* [Task brief]:
Give a verbatim quotation of every record.

* [Given entries]:
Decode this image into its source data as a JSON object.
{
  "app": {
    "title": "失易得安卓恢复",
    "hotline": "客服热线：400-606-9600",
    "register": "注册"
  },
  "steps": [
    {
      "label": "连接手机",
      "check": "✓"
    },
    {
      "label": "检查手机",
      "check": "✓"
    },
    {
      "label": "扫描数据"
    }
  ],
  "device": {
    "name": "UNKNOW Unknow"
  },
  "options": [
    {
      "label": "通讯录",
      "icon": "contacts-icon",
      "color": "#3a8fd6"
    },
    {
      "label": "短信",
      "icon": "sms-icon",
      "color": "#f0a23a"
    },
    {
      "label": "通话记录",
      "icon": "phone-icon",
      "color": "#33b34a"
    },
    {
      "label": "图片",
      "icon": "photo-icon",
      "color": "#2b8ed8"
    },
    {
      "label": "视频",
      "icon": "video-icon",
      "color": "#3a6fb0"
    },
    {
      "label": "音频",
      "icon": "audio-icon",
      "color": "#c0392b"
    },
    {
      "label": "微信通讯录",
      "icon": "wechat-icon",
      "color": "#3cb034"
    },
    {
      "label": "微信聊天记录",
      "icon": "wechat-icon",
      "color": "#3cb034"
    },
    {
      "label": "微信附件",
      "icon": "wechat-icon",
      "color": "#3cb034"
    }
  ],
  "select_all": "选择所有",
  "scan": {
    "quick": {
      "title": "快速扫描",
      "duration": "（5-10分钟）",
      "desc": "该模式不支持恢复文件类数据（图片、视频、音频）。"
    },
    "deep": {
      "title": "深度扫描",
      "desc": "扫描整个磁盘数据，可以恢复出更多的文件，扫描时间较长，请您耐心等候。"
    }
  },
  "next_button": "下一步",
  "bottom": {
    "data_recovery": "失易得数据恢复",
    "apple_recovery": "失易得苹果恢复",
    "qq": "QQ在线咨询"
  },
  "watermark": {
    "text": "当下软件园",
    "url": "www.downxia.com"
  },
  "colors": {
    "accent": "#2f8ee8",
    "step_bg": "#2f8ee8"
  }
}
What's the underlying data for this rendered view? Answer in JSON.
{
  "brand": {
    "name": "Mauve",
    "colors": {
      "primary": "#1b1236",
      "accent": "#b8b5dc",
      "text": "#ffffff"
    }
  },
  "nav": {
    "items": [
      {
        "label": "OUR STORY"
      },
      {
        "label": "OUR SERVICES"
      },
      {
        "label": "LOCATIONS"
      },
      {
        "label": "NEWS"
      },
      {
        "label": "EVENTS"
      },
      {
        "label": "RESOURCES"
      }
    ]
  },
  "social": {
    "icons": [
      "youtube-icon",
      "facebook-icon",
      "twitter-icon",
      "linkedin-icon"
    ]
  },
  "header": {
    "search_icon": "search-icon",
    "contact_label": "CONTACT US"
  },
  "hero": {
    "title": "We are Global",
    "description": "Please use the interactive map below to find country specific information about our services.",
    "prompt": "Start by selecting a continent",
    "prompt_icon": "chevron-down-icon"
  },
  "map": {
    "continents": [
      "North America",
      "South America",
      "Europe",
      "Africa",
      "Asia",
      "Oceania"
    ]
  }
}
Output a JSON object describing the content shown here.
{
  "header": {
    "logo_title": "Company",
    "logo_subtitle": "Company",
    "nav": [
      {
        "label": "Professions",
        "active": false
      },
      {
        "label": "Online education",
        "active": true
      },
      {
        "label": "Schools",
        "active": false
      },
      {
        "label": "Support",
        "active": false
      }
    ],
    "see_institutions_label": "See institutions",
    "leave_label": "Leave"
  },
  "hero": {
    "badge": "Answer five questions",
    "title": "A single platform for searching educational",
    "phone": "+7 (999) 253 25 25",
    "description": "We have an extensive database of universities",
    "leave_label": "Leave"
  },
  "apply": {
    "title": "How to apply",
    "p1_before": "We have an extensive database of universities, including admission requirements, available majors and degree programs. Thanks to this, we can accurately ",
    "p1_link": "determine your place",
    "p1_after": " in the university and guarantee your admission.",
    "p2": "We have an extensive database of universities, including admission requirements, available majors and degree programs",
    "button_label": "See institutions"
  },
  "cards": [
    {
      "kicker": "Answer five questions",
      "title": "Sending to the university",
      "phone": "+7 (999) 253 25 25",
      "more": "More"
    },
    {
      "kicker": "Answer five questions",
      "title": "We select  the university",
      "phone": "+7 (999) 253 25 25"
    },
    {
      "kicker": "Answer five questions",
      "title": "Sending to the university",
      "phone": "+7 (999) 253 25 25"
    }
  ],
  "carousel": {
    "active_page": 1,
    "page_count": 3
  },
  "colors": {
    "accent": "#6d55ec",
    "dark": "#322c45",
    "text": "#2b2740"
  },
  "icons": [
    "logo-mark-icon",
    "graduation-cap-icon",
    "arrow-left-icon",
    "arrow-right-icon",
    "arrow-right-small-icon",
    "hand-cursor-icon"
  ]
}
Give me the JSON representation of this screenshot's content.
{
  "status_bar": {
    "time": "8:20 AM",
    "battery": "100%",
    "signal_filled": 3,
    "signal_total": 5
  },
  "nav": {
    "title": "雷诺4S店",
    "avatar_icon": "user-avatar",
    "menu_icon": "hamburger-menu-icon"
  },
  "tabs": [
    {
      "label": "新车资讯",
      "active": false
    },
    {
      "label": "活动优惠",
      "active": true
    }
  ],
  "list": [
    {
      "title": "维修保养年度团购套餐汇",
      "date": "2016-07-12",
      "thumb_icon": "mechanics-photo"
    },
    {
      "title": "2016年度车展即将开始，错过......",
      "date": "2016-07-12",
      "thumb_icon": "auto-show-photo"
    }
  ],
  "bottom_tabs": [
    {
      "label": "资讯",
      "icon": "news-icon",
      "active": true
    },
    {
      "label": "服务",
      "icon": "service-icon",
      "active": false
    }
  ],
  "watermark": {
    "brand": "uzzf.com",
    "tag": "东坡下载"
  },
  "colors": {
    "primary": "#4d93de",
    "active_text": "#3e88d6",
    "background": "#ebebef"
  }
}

* [Full response]:
Decode this image into its source data as a JSON object.
{
  "app": {
    "title": "失易得安卓恢复",
    "hotline": "客服热线：400-606-9600",
    "register": "注册"
  },
  "steps": [
    {
      "label": "连接手机",
      "check": "✓"
    },
    {
      "label": "检查手机",
      "check": "✓"
    },
    {
      "label": "扫描数据"
    }
  ],
  "device": {
    "name": "UNKNOW Unknow"
  },
  "options": [
    {
      "label": "通讯录",
      "icon": "contacts-icon",
      "color": "#3a8fd6"
    },
    {
      "label": "短信",
      "icon": "sms-icon",
      "color": "#f0a23a"
    },
    {
      "label": "通话记录",
      "icon": "phone-icon",
      "color": "#33b34a"
    },
    {
      "label": "图片",
      "icon": "photo-icon",
      "color": "#2b8ed8"
    },
    {
      "label": "视频",
      "icon": "video-icon",
      "color": "#3a6fb0"
    },
    {
      "label": "音频",
      "icon": "audio-icon",
      "color": "#c0392b"
    },
    {
      "label": "微信通讯录",
      "icon": "wechat-icon",
      "color": "#3cb034"
    },
    {
      "label": "微信聊天记录",
      "icon": "wechat-icon",
      "color": "#3cb034"
    },
    {
      "label": "微信附件",
      "icon": "wechat-icon",
      "color": "#3cb034"
    }
  ],
  "select_all": "选择所有",
  "scan": {
    "quick": {
      "title": "快速扫描",
      "duration": "（5-10分钟）",
      "desc": "该模式不支持恢复文件类数据（图片、视频、音频）。"
    },
    "deep": {
      "title": "深度扫描",
      "desc": "扫描整个磁盘数据，可以恢复出更多的文件，扫描时间较长，请您耐心等候。"
    }
  },
  "next_button": "下一步",
  "bottom": {
    "data_recovery": "失易得数据恢复",
    "apple_recovery": "失易得苹果恢复",
    "qq": "QQ在线咨询"
  },
  "watermark": {
    "text": "当下软件园",
    "url": "www.downxia.com"
  },
  "colors": {
    "accent": "#2f8ee8",
    "step_bg": "#2f8ee8"
  }
}
What's the underlying data for this rendered view? Answer in JSON.
{
  "brand": {
    "name": "Mauve",
    "colors": {
      "primary": "#1b1236",
      "accent": "#b8b5dc",
      "text": "#ffffff"
    }
  },
  "nav": {
    "items": [
      {
        "label": "OUR STORY"
      },
      {
        "label": "OUR SERVICES"
      },
      {
        "label": "LOCATIONS"
      },
      {
        "label": "NEWS"
      },
      {
        "label": "EVENTS"
      },
      {
        "label": "RESOURCES"
      }
    ]
  },
  "social": {
    "icons": [
      "youtube-icon",
      "facebook-icon",
      "twitter-icon",
      "linkedin-icon"
    ]
  },
  "header": {
    "search_icon": "search-icon",
    "contact_label": "CONTACT US"
  },
  "hero": {
    "title": "We are Global",
    "description": "Please use the interactive map below to find country specific information about our services.",
    "prompt": "Start by selecting a continent",
    "prompt_icon": "chevron-down-icon"
  },
  "map": {
    "continents": [
      "North America",
      "South America",
      "Europe",
      "Africa",
      "Asia",
      "Oceania"
    ]
  }
}
Output a JSON object describing the content shown here.
{
  "header": {
    "logo_title": "Company",
    "logo_subtitle": "Company",
    "nav": [
      {
        "label": "Professions",
        "active": false
      },
      {
        "label": "Online education",
        "active": true
      },
      {
        "label": "Schools",
        "active": false
      },
      {
        "label": "Support",
        "active": false
      }
    ],
    "see_institutions_label": "See institutions",
    "leave_label": "Leave"
  },
  "hero": {
    "badge": "Answer five questions",
    "title": "A single platform for searching educational",
    "phone": "+7 (999) 253 25 25",
    "description": "We have an extensive database of universities",
    "leave_label": "Leave"
  },
  "apply": {
    "title": "How to apply",
    "p1_before": "We have an extensive database of universities, including admission requirements, available majors and degree programs. Thanks to this, we can accurately ",
    "p1_link": "determine your place",
    "p1_after": " in the university and guarantee your admission.",
    "p2": "We have an extensive database of universities, including admission requirements, available majors and degree programs",
    "button_label": "See institutions"
  },
  "cards": [
    {
      "kicker": "Answer five questions",
      "title": "Sending to the university",
      "phone": "+7 (999) 253 25 25",
      "more": "More"
    },
    {
      "kicker": "Answer five questions",
      "title": "We select  the university",
      "phone": "+7 (999) 253 25 25"
    },
    {
      "kicker": "Answer five questions",
      "title": "Sending to the university",
      "phone": "+7 (999) 253 25 25"
    }
  ],
  "carousel": {
    "active_page": 1,
    "page_count": 3
  },
  "colors": {
    "accent": "#6d55ec",
    "dark": "#322c45",
    "text": "#2b2740"
  },
  "icons": [
    "logo-mark-icon",
    "graduation-cap-icon",
    "arrow-left-icon",
    "arrow-right-icon",
    "arrow-right-small-icon",
    "hand-cursor-icon"
  ]
}
Give me the JSON representation of this screenshot's content.
{
  "status_bar": {
    "time": "8:20 AM",
    "battery": "100%",
    "signal_filled": 3,
    "signal_total": 5
  },
  "nav": {
    "title": "雷诺4S店",
    "avatar_icon": "user-avatar",
    "menu_icon": "hamburger-menu-icon"
  },
  "tabs": [
    {
      "label": "新车资讯",
      "active": false
    },
    {
      "label": "活动优惠",
      "active": true
    }
  ],
  "list": [
    {
      "title": "维修保养年度团购套餐汇",
      "date": "2016-07-12",
      "thumb_icon": "mechanics-photo"
    },
    {
      "title": "2016年度车展即将开始，错过......",
      "date": "2016-07-12",
      "thumb_icon": "auto-show-photo"
    }
  ],
  "bottom_tabs": [
    {
      "label": "资讯",
      "icon": "news-icon",
      "active": true
    },
    {
      "label": "服务",
      "icon": "service-icon",
      "active": false
    }
  ],
  "watermark": {
    "brand": "uzzf.com",
    "tag": "东坡下载"
  },
  "colors": {
    "primary": "#4d93de",
    "active_text": "#3e88d6",
    "background": "#ebebef"
  }
}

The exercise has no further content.